→ Data for the task:
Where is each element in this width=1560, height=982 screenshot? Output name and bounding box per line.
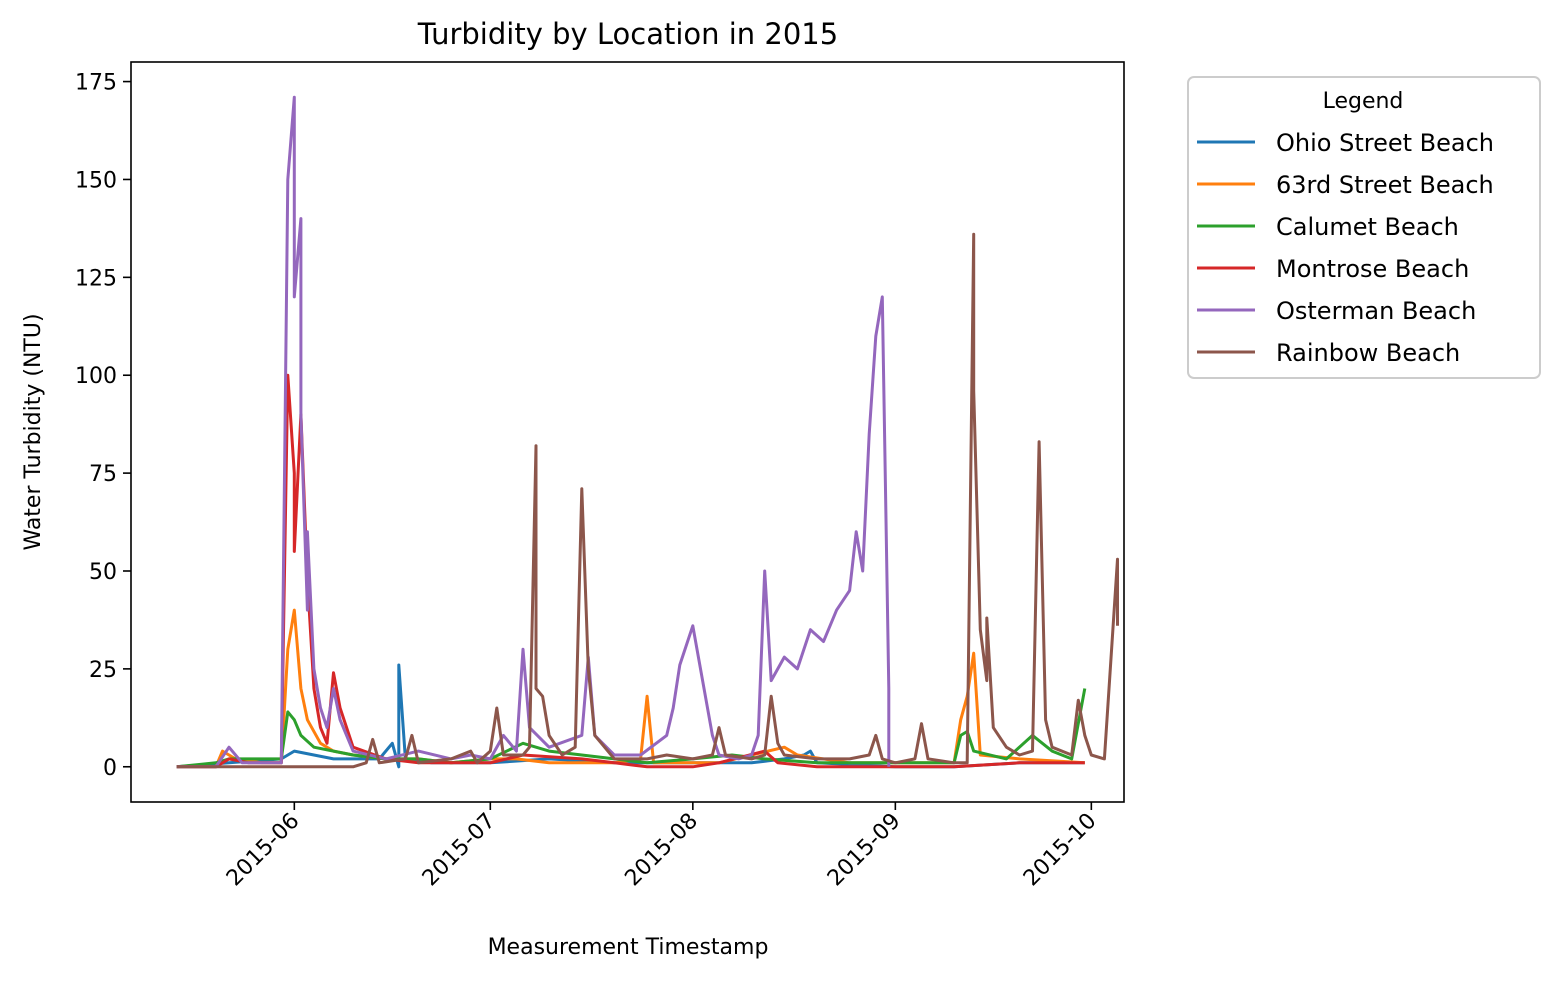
legend-label: Calumet Beach [1276,213,1459,241]
series-line-4 [176,95,891,769]
series-line-5 [176,232,1119,769]
y-tick-label: 0 [103,756,117,781]
legend-label: Montrose Beach [1276,255,1469,283]
legend-title: Legend [1323,89,1404,114]
plot-frame [130,61,1125,803]
legend: Legend Ohio Street Beach 63rd Street Beac… [1187,76,1541,379]
chart-title: Turbidity by Location in 2015 [417,17,838,51]
y-tick-label: 75 [89,462,117,487]
y-tick-label: 100 [75,364,117,389]
legend-box [1187,76,1541,379]
y-tick-label: 25 [89,658,117,683]
legend-items: Ohio Street Beach 63rd Street Beach Calume… [1197,129,1494,367]
plot-series [176,95,1119,769]
x-axis-title: Measurement Timestamp [488,935,769,960]
legend-label: Rainbow Beach [1276,339,1460,367]
series-line-2 [176,688,1087,769]
legend-label: Ohio Street Beach [1276,129,1494,157]
y-tick-label: 150 [75,168,117,193]
y-axis: 0 25 50 75 100 125 150 175 [75,71,131,781]
y-tick-label: 175 [75,71,117,96]
legend-label: 63rd Street Beach [1276,171,1494,199]
y-tick-label: 125 [75,266,117,291]
legend-label: Osterman Beach [1276,297,1476,325]
y-axis-title: Water Turbidity (NTU) [21,313,46,550]
y-tick-label: 50 [89,560,117,585]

→ Exercise objective:
Count the lines above that contain the string "tick", and reply with the number alone.

→ Full answer:
8